Short problem –
Please write out the complete listing that follows, exactly as it reads.

Dataset –
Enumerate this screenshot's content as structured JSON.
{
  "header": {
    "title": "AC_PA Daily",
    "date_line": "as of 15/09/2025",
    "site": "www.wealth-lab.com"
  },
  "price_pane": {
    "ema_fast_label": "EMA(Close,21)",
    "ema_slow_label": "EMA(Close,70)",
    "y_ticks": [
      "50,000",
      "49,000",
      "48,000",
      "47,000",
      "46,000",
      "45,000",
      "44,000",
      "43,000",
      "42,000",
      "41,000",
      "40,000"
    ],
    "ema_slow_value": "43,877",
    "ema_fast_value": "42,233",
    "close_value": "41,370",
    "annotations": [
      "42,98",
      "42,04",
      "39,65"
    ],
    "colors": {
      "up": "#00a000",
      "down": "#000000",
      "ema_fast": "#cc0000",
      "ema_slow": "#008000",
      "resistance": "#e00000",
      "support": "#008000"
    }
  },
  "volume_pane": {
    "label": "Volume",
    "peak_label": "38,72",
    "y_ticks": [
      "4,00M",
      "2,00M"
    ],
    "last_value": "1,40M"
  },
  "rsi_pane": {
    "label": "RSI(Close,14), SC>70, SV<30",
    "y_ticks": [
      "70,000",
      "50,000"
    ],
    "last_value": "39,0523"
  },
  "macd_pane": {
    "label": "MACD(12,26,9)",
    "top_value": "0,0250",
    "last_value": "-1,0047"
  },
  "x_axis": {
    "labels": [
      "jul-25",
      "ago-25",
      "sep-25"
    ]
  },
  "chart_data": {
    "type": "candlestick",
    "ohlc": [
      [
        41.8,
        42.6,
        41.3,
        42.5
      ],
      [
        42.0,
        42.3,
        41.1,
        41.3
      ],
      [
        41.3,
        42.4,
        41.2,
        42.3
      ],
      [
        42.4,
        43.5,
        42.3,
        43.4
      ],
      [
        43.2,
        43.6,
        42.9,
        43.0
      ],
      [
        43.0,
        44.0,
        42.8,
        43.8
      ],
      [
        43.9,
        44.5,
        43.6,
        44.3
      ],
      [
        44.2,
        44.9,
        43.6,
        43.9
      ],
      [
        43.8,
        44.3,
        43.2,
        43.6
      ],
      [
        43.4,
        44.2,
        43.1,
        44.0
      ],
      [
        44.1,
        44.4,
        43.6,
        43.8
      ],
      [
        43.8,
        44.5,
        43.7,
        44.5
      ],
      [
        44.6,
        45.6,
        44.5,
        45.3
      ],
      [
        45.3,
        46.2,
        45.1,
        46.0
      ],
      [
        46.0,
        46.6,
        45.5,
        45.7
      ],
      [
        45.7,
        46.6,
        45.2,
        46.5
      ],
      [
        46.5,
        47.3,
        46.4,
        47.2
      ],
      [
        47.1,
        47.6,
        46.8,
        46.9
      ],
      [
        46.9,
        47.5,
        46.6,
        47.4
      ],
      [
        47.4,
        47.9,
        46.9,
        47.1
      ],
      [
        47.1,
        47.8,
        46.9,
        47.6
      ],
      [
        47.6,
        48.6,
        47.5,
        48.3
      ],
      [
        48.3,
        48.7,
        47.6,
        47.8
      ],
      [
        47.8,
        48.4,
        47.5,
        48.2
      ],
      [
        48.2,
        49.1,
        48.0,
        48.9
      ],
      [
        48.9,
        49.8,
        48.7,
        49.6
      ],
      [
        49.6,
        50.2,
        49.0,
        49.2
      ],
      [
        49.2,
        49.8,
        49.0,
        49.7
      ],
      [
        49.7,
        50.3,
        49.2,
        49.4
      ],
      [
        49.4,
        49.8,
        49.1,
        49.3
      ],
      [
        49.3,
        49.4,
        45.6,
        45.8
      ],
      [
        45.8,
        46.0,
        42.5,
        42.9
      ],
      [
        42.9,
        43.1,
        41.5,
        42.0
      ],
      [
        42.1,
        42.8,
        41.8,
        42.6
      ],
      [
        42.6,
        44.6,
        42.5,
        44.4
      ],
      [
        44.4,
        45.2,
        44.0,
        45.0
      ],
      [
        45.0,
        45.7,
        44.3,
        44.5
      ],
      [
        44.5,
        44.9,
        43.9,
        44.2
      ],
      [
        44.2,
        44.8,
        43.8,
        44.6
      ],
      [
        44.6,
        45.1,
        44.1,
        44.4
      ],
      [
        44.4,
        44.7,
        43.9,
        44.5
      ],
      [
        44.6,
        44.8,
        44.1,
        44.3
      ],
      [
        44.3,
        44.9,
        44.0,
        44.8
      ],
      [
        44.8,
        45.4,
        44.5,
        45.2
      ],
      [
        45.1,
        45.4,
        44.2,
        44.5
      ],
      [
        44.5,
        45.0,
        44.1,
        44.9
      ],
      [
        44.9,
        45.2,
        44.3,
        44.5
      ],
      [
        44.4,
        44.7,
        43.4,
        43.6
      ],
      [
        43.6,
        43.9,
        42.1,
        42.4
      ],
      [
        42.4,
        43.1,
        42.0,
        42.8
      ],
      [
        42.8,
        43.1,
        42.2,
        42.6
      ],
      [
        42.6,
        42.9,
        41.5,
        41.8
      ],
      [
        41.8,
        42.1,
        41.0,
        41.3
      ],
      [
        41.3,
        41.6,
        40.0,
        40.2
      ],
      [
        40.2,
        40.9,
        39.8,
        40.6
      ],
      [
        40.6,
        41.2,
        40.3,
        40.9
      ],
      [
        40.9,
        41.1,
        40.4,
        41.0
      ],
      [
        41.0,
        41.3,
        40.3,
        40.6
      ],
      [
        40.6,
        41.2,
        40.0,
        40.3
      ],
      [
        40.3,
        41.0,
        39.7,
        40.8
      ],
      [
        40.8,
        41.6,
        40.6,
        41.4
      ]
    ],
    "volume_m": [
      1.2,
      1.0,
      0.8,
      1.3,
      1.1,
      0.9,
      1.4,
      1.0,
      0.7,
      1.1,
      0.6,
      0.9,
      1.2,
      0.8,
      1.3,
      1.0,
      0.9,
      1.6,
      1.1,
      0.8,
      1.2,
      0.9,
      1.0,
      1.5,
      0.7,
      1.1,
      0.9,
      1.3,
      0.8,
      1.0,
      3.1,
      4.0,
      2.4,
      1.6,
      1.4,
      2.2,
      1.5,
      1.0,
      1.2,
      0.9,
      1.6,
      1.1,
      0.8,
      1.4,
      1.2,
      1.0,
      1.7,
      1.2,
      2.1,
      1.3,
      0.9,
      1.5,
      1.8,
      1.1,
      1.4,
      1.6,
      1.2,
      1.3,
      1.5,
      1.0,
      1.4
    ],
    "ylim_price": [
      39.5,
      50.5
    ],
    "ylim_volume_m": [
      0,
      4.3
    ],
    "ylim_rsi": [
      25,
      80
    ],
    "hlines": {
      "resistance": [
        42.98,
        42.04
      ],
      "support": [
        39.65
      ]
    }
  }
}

Problem solution –
Enumerate this screenshot's content as structured JSON.
{
  "header": {
    "title": "AC_PA Daily",
    "date_line": "as of 15/09/2025",
    "site": "www.wealth-lab.com"
  },
  "price_pane": {
    "ema_fast_label": "EMA(Close,21)",
    "ema_slow_label": "EMA(Close,70)",
    "y_ticks": [
      "50,000",
      "49,000",
      "48,000",
      "47,000",
      "46,000",
      "45,000",
      "44,000",
      "43,000",
      "42,000",
      "41,000",
      "40,000"
    ],
    "ema_slow_value": "43,877",
    "ema_fast_value": "42,233",
    "close_value": "41,370",
    "annotations": [
      "42,98",
      "42,04",
      "39,65"
    ],
    "colors": {
      "up": "#00a000",
      "down": "#000000",
      "ema_fast": "#cc0000",
      "ema_slow": "#008000",
      "resistance": "#e00000",
      "support": "#008000"
    }
  },
  "volume_pane": {
    "label": "Volume",
    "peak_label": "38,72",
    "y_ticks": [
      "4,00M",
      "2,00M"
    ],
    "last_value": "1,40M"
  },
  "rsi_pane": {
    "label": "RSI(Close,14), SC>70, SV<30",
    "y_ticks": [
      "70,000",
      "50,000"
    ],
    "last_value": "39,0523"
  },
  "macd_pane": {
    "label": "MACD(12,26,9)",
    "top_value": "0,0250",
    "last_value": "-1,0047"
  },
  "x_axis": {
    "labels": [
      "jul-25",
      "ago-25",
      "sep-25"
    ]
  },
  "chart_data": {
    "type": "candlestick",
    "ohlc": [
      [
        41.8,
        42.6,
        41.3,
        42.5
      ],
      [
        42.0,
        42.3,
        41.1,
        41.3
      ],
      [
        41.3,
        42.4,
        41.2,
        42.3
      ],
      [
        42.4,
        43.5,
        42.3,
        43.4
      ],
      [
        43.2,
        43.6,
        42.9,
        43.0
      ],
      [
        43.0,
        44.0,
        42.8,
        43.8
      ],
      [
        43.9,
        44.5,
        43.6,
        44.3
      ],
      [
        44.2,
        44.9,
        43.6,
        43.9
      ],
      [
        43.8,
        44.3,
        43.2,
        43.6
      ],
      [
        43.4,
        44.2,
        43.1,
        44.0
      ],
      [
        44.1,
        44.4,
        43.6,
        43.8
      ],
      [
        43.8,
        44.5,
        43.7,
        44.5
      ],
      [
        44.6,
        45.6,
        44.5,
        45.3
      ],
      [
        45.3,
        46.2,
        45.1,
        46.0
      ],
      [
        46.0,
        46.6,
        45.5,
        45.7
      ],
      [
        45.7,
        46.6,
        45.2,
        46.5
      ],
      [
        46.5,
        47.3,
        46.4,
        47.2
      ],
      [
        47.1,
        47.6,
        46.8,
        46.9
      ],
      [
        46.9,
        47.5,
        46.6,
        47.4
      ],
      [
        47.4,
        47.9,
        46.9,
        47.1
      ],
      [
        47.1,
        47.8,
        46.9,
        47.6
      ],
      [
        47.6,
        48.6,
        47.5,
        48.3
      ],
      [
        48.3,
        48.7,
        47.6,
        47.8
      ],
      [
        47.8,
        48.4,
        47.5,
        48.2
      ],
      [
        48.2,
        49.1,
        48.0,
        48.9
      ],
      [
        48.9,
        49.8,
        48.7,
        49.6
      ],
      [
        49.6,
        50.2,
        49.0,
        49.2
      ],
      [
        49.2,
        49.8,
        49.0,
        49.7
      ],
      [
        49.7,
        50.3,
        49.2,
        49.4
      ],
      [
        49.4,
        49.8,
        49.1,
        49.3
      ],
      [
        49.3,
        49.4,
        45.6,
        45.8
      ],
      [
        45.8,
        46.0,
        42.5,
        42.9
      ],
      [
        42.9,
        43.1,
        41.5,
        42.0
      ],
      [
        42.1,
        42.8,
        41.8,
        42.6
      ],
      [
        42.6,
        44.6,
        42.5,
        44.4
      ],
      [
        44.4,
        45.2,
        44.0,
        45.0
      ],
      [
        45.0,
        45.7,
        44.3,
        44.5
      ],
      [
        44.5,
        44.9,
        43.9,
        44.2
      ],
      [
        44.2,
        44.8,
        43.8,
        44.6
      ],
      [
        44.6,
        45.1,
        44.1,
        44.4
      ],
      [
        44.4,
        44.7,
        43.9,
        44.5
      ],
      [
        44.6,
        44.8,
        44.1,
        44.3
      ],
      [
        44.3,
        44.9,
        44.0,
        44.8
      ],
      [
        44.8,
        45.4,
        44.5,
        45.2
      ],
      [
        45.1,
        45.4,
        44.2,
        44.5
      ],
      [
        44.5,
        45.0,
        44.1,
        44.9
      ],
      [
        44.9,
        45.2,
        44.3,
        44.5
      ],
      [
        44.4,
        44.7,
        43.4,
        43.6
      ],
      [
        43.6,
        43.9,
        42.1,
        42.4
      ],
      [
        42.4,
        43.1,
        42.0,
        42.8
      ],
      [
        42.8,
        43.1,
        42.2,
        42.6
      ],
      [
        42.6,
        42.9,
        41.5,
        41.8
      ],
      [
        41.8,
        42.1,
        41.0,
        41.3
      ],
      [
        41.3,
        41.6,
        40.0,
        40.2
      ],
      [
        40.2,
        40.9,
        39.8,
        40.6
      ],
      [
        40.6,
        41.2,
        40.3,
        40.9
      ],
      [
        40.9,
        41.1,
        40.4,
        41.0
      ],
      [
        41.0,
        41.3,
        40.3,
        40.6
      ],
      [
        40.6,
        41.2,
        40.0,
        40.3
      ],
      [
        40.3,
        41.0,
        39.7,
        40.8
      ],
      [
        40.8,
        41.6,
        40.6,
        41.4
      ]
    ],
    "volume_m": [
      1.2,
      1.0,
      0.8,
      1.3,
      1.1,
      0.9,
      1.4,
      1.0,
      0.7,
      1.1,
      0.6,
      0.9,
      1.2,
      0.8,
      1.3,
      1.0,
      0.9,
      1.6,
      1.1,
      0.8,
      1.2,
      0.9,
      1.0,
      1.5,
      0.7,
      1.1,
      0.9,
      1.3,
      0.8,
      1.0,
      3.1,
      4.0,
      2.4,
      1.6,
      1.4,
      2.2,
      1.5,
      1.0,
      1.2,
      0.9,
      1.6,
      1.1,
      0.8,
      1.4,
      1.2,
      1.0,
      1.7,
      1.2,
      2.1,
      1.3,
      0.9,
      1.5,
      1.8,
      1.1,
      1.4,
      1.6,
      1.2,
      1.3,
      1.5,
      1.0,
      1.4
    ],
    "ylim_price": [
      39.5,
      50.5
    ],
    "ylim_volume_m": [
      0,
      4.3
    ],
    "ylim_rsi": [
      25,
      80
    ],
    "hlines": {
      "resistance": [
        42.98,
        42.04
      ],
      "support": [
        39.65
      ]
    }
  }
}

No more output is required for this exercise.